Could you write out every entry exactly as it stands?
[begin Supplied information]
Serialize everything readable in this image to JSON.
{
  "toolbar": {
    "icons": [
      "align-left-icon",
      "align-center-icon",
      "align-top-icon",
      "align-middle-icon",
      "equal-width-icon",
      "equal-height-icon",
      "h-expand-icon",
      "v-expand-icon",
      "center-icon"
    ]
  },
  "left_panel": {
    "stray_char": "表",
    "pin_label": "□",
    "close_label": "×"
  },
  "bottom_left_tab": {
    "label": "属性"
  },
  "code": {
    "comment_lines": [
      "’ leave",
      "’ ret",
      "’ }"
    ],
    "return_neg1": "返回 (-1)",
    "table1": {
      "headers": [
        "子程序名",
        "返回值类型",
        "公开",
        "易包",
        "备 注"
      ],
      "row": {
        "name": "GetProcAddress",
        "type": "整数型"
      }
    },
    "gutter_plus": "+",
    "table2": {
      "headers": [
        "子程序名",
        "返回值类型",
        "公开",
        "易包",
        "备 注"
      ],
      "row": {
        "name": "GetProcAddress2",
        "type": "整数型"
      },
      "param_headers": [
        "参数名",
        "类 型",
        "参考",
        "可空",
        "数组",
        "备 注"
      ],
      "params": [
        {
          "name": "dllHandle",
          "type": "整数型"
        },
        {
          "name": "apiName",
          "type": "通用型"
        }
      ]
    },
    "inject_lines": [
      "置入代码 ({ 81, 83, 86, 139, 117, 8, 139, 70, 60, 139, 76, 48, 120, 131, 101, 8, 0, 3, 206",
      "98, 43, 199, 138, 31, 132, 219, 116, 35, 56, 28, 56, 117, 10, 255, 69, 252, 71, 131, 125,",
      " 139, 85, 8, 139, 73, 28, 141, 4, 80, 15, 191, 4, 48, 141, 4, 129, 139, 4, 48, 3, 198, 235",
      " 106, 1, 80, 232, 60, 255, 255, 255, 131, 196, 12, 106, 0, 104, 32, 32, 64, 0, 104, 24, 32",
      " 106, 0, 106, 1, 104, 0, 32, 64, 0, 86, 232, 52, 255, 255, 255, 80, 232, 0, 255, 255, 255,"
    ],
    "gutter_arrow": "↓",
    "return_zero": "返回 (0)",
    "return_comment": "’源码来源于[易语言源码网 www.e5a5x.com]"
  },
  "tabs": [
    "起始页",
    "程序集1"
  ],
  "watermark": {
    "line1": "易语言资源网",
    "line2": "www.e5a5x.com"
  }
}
[end Supplied information]
■ Answer to this exercise ■
Serialize everything readable in this image to JSON.
{
  "toolbar": {
    "icons": [
      "align-left-icon",
      "align-center-icon",
      "align-top-icon",
      "align-middle-icon",
      "equal-width-icon",
      "equal-height-icon",
      "h-expand-icon",
      "v-expand-icon",
      "center-icon"
    ]
  },
  "left_panel": {
    "stray_char": "表",
    "pin_label": "□",
    "close_label": "×"
  },
  "bottom_left_tab": {
    "label": "属性"
  },
  "code": {
    "comment_lines": [
      "’ leave",
      "’ ret",
      "’ }"
    ],
    "return_neg1": "返回 (-1)",
    "table1": {
      "headers": [
        "子程序名",
        "返回值类型",
        "公开",
        "易包",
        "备 注"
      ],
      "row": {
        "name": "GetProcAddress",
        "type": "整数型"
      }
    },
    "gutter_plus": "+",
    "table2": {
      "headers": [
        "子程序名",
        "返回值类型",
        "公开",
        "易包",
        "备 注"
      ],
      "row": {
        "name": "GetProcAddress2",
        "type": "整数型"
      },
      "param_headers": [
        "参数名",
        "类 型",
        "参考",
        "可空",
        "数组",
        "备 注"
      ],
      "params": [
        {
          "name": "dllHandle",
          "type": "整数型"
        },
        {
          "name": "apiName",
          "type": "通用型"
        }
      ]
    },
    "inject_lines": [
      "置入代码 ({ 81, 83, 86, 139, 117, 8, 139, 70, 60, 139, 76, 48, 120, 131, 101, 8, 0, 3, 206",
      "98, 43, 199, 138, 31, 132, 219, 116, 35, 56, 28, 56, 117, 10, 255, 69, 252, 71, 131, 125,",
      " 139, 85, 8, 139, 73, 28, 141, 4, 80, 15, 191, 4, 48, 141, 4, 129, 139, 4, 48, 3, 198, 235",
      " 106, 1, 80, 232, 60, 255, 255, 255, 131, 196, 12, 106, 0, 104, 32, 32, 64, 0, 104, 24, 32",
      " 106, 0, 106, 1, 104, 0, 32, 64, 0, 86, 232, 52, 255, 255, 255, 80, 232, 0, 255, 255, 255,"
    ],
    "gutter_arrow": "↓",
    "return_zero": "返回 (0)",
    "return_comment": "’源码来源于[易语言源码网 www.e5a5x.com]"
  },
  "tabs": [
    "起始页",
    "程序集1"
  ],
  "watermark": {
    "line1": "易语言资源网",
    "line2": "www.e5a5x.com"
  }
}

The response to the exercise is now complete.